Document section ::
______________________________
So, back on topic, what's your oh-so-amazing solution for the 46 Million?

Or do you just have more personal attacks to lob?

Ghost
Mon Jan 9th, 2012, 06:23 PM
yes, good read :applause:

the only problem we seem to have is agreeing on how to lend a hand to those who have fallen on hard times and just want a hand getting on their feet.

I thought you don't want to "lend a hand" to help anyone?

Aren't they only supposed to bootstrap themselves up?

TinkerinWstuff
Mon Jan 9th, 2012, 06:23 PM
sure you do - that's why you couldn't address it until now.

TinkerinWstuff
Mon Jan 9th, 2012, 06:24 PM
I thought you don't want to "lend a hand" to help anyone?

Aren't they only supposed to bootstrap themselves up?

you're a loser :bs:

/unsubscribe

Ghost
Mon Jan 9th, 2012, 06:24 PM
sure you do - that's why you couldn't address it until now.

Tink, you're a troll, period.

Again, where's YOUR solution?

Ghost
Mon Jan 9th, 2012, 06:25 PM
you're a loser :bs:

/unsubscribe

I win!
______________________________
Items listed in a dataset:
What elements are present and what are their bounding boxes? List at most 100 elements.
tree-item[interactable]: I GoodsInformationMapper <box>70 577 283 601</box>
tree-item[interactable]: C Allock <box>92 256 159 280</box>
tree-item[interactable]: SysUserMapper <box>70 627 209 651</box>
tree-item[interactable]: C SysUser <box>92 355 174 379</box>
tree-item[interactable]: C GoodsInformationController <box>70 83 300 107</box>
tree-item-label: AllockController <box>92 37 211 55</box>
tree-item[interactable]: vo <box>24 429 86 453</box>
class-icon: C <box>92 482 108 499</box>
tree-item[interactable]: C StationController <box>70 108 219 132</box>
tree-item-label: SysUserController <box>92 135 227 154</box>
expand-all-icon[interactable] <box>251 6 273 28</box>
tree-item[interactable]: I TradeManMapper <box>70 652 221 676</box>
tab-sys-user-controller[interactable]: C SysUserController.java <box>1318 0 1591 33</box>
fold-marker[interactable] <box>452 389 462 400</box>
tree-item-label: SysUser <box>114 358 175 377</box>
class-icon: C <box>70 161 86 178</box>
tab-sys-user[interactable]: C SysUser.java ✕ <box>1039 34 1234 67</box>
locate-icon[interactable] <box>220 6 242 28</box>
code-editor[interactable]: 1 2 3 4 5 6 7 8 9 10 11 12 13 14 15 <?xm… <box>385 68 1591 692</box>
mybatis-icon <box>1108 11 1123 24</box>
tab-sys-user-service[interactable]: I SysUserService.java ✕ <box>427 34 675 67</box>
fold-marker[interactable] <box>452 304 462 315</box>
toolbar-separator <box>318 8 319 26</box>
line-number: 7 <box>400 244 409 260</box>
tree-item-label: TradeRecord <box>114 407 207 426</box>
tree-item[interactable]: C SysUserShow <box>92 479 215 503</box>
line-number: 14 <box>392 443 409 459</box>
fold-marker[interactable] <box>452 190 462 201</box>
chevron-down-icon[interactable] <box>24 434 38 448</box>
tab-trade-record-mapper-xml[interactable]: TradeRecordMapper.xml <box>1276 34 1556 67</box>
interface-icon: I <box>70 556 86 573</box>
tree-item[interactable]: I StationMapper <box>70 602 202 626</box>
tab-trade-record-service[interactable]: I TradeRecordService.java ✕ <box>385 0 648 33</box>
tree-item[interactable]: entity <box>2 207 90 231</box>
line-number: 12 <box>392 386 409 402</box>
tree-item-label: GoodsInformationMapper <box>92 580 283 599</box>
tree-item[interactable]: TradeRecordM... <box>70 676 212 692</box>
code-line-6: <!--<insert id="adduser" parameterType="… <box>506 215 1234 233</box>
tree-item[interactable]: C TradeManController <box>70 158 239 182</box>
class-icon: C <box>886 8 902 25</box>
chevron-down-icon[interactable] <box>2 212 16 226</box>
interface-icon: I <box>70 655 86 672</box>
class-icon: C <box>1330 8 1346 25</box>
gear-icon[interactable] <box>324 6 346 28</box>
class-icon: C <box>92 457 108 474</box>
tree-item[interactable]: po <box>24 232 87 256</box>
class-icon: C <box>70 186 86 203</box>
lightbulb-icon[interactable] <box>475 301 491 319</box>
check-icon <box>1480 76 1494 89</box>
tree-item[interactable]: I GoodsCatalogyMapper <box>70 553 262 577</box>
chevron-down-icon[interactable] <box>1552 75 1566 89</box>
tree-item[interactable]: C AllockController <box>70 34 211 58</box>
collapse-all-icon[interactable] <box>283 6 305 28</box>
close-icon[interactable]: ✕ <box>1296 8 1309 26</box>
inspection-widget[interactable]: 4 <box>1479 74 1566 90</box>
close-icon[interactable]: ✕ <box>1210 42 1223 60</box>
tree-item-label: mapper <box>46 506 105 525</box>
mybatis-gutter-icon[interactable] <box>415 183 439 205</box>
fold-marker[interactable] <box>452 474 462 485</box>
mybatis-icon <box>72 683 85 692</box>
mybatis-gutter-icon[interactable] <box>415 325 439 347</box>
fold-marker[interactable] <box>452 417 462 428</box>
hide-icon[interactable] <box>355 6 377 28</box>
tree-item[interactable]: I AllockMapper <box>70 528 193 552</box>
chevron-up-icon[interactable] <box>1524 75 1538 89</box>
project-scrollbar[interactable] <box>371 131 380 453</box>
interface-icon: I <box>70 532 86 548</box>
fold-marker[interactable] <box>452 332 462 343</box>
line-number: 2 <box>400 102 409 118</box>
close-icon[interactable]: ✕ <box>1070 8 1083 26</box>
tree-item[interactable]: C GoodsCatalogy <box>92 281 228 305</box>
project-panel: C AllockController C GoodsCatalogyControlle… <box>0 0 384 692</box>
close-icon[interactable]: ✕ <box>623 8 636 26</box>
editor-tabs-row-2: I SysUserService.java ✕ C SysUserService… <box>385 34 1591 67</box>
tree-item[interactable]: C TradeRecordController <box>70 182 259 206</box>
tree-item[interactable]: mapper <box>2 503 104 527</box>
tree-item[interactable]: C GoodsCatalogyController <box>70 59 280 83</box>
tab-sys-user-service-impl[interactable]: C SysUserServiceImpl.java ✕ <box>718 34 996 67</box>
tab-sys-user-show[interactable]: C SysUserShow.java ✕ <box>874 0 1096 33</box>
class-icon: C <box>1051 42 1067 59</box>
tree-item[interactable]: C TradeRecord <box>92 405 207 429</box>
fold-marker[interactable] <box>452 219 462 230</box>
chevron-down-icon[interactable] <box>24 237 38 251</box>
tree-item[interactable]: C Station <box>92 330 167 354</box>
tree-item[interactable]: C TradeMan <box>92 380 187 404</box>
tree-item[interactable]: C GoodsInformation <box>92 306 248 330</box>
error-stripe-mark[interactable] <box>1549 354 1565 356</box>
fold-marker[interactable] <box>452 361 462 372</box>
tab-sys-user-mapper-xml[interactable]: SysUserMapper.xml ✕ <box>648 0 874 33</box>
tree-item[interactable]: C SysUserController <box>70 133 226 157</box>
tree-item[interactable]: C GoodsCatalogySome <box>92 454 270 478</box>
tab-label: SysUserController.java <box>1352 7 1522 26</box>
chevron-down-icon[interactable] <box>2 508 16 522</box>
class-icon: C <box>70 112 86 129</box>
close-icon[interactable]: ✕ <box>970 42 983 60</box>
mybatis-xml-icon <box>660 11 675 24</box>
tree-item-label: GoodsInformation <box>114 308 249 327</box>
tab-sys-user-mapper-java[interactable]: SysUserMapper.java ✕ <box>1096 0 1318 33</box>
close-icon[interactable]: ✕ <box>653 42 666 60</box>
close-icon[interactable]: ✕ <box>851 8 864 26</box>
______________________________
Work task 1 :: In the forum thread, at what date and time did TinkerinWstuff post the message containing "/unsubscribe"?
Work task 2 :: Continue the forum thread past its final post.

Final answer 1 :: Mon Jan 9th, 2012, at 06:24 PM.

Final answer 2 ::
Sarge
Mon Jan 9th, 2012, 06:25 PM
*edit*

Nevermind, this thread has spun completely out of control in the last 24 hours.

Ghost
Mon Jan 9th, 2012, 06:35 PM
*edit*

Nevermind, this thread has spun completely out of control in the last 24 hours.

SOP for CSC

Zanatos
Mon Jan 9th, 2012, 06:55 PM
Actually military health care is not that good, nor is it all that free.

My buddy was hit while riding by a woman one night which resulted in a shattered wrist and 2 fractured ankles. All work done on military bases by military personnel. She was at fault, her insurance ending up paying him a settlement of @ $100k. Before he saw a dime, the Navy swooped in and took @ $20k off the top. Directly from her insurance company citing to cover the costs of his medical treatments.

Oh, and his fractured ankles were not correctly diagnosed for 4 months after 5 trips by him complaining about the pain.

And every one of my dentists goes "OH!" when they see and ask about all my dental work done while I was on active duty.


You can't judge the military health care system by one person's crappy experiences or one person's great experiences.

But you probably agree it's better than having no health insurance. And it is better than paying $600 per month for minimal coverage.

If the majority of people in our country hate Obamacare, then I hope they get rid of it. However, we can't just go back to business as usual. The American health care system is broken and unsustainable.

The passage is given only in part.